### [WHAT NEEDS TO BE DONE]
Check each line of the records for "added"; collect those that have it.

### [Dataset records]
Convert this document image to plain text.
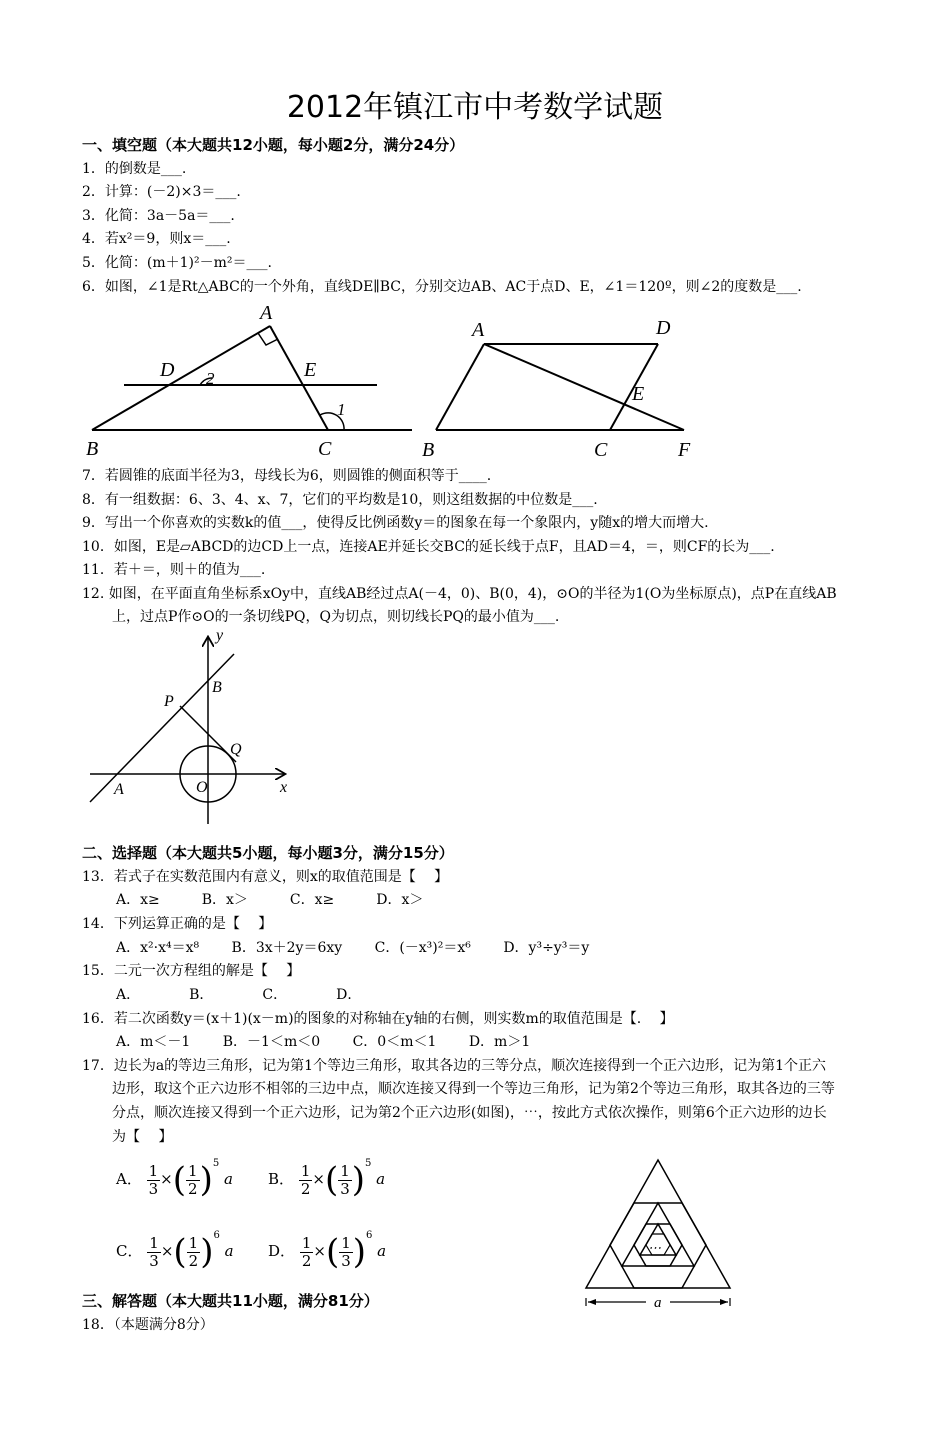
2012年镇江市中考数学试题
一、填空题（本大题共12小题，每小题2分，满分24分）
1．的倒数是___.
2．计算：(－2)×3＝___.
3．化简：3a－5a＝___.
4．若x²＝9，则x＝___.
5．化简：(m＋1)²－m²＝___.
6．如图，∠1是Rt△ABC的一个外角，直线DE∥BC，分别交边AB、AC于点D、E，∠1＝120º，则∠2的度数是___.
A
D 2	E
1
B	C
A	D
E
B	C	F
7．若圆锥的底面半径为3，母线长为6，则圆锥的侧面积等于____.
8．有一组数据：6、3、4、x、7，它们的平均数是10，则这组数据的中位数是___.
9．写出一个你喜欢的实数k的值___，使得反比例函数y＝的图象在每一个象限内，y随x的增大而增大.
10．如图，E是▱ABCD的边CD上一点，连接AE并延长交BC的延长线于点F，且AD＝4，＝，则CF的长为___.
11．若＋＝，则＋的值为___.
12. 如图，在平面直角坐标系xOy中，直线AB经过点A(－4，0)、B(0，4)，⊙O的半径为1(O为坐标原点)，点P在直线AB
上，过点P作⊙O的一条切线PQ，Q为切点，则切线长PQ的最小值为___.
y
B
P
Q
O
A	x
二、选择题（本大题共5小题，每小题3分，满分15分）
13．若式子在实数范围内有意义，则x的取值范围是【　 】
A．x≥　　　B．x＞　　　C．x≥　　　D．x＞
14．下列运算正确的是【　 】
A．x²·x⁴＝x⁸　　 B．3x＋2y＝6xy　　 C．(－x³)²＝x⁶　　 D．y³÷y³＝y
15．二元一次方程组的解是【　 】
A．　　　　B．　　　　C．　　　　D．
16．若二次函数y＝(x＋1)(x－m)的图象的对称轴在y轴的右侧，则实数m的取值范围是【.　 】
A．m＜－1　　 B．－1＜m＜0　　 C．0＜m＜1　　 D．m＞1
17．边长为a的等边三角形，记为第1个等边三角形，取其各边的三等分点，顺次连接得到一个正六边形，记为第1个正六
边形，取这个正六边形不相邻的三边中点，顺次连接又得到一个等边三角形，记为第2个等边三角形，取其各边的三等
分点，顺次连接又得到一个正六边形，记为第2个正六边形(如图)，⋯，按此方式依次操作，则第6个正六边形的边长
为【　 】
A． $\frac{1}{3}$ ×( $\frac{1}{2} )^5$ a B． $\frac{1}{2}$ ×( $\frac{1}{3} )^5$ a
C． $\frac{1}{3}$ ×( $\frac{1}{2} )^6$ a D． $\frac{1}{2}$ ×( $\frac{1}{3} )^6$ a	⋯
a
三、解答题（本大题共11小题，满分81分）
18．（本题满分8分）
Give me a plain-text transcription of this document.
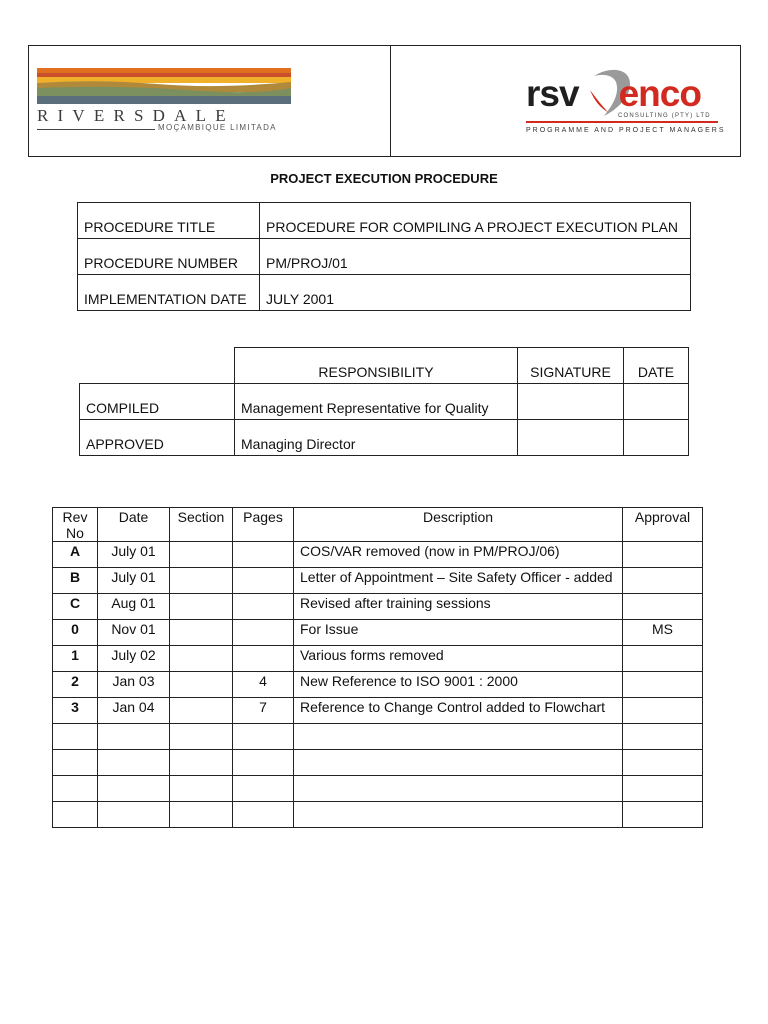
RIVERSDALE
MOÇAMBIQUE LIMITADA
rsv enco
CONSULTING (PTY) LTD
PROGRAMME AND PROJECT MANAGERS
PROJECT EXECUTION PROCEDURE
PROCEDURE TITLE	PROCEDURE FOR COMPILING A PROJECT EXECUTION PLAN
PROCEDURE NUMBER	PM/PROJ/01
IMPLEMENTATION DATE	JULY 2001
	RESPONSIBILITY	SIGNATURE	DATE
COMPILED	Management Representative for Quality		
APPROVED	Managing Director		
Rev No	Date	Section	Pages	Description	Approval
A	July 01			COS/VAR removed (now in PM/PROJ/06)	
B	July 01			Letter of Appointment – Site Safety Officer - added	
C	Aug 01			Revised after training sessions	
0	Nov 01			For Issue	MS
1	July 02			Various forms removed	
2	Jan 03		4	New Reference to ISO 9001 : 2000	
3	Jan 04		7	Reference to Change Control added to Flowchart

### [FINAL RESULT]
B	July 01			Letter of Appointment – Site Safety Officer - added	
3	Jan 04		7	Reference to Change Control added to Flowchart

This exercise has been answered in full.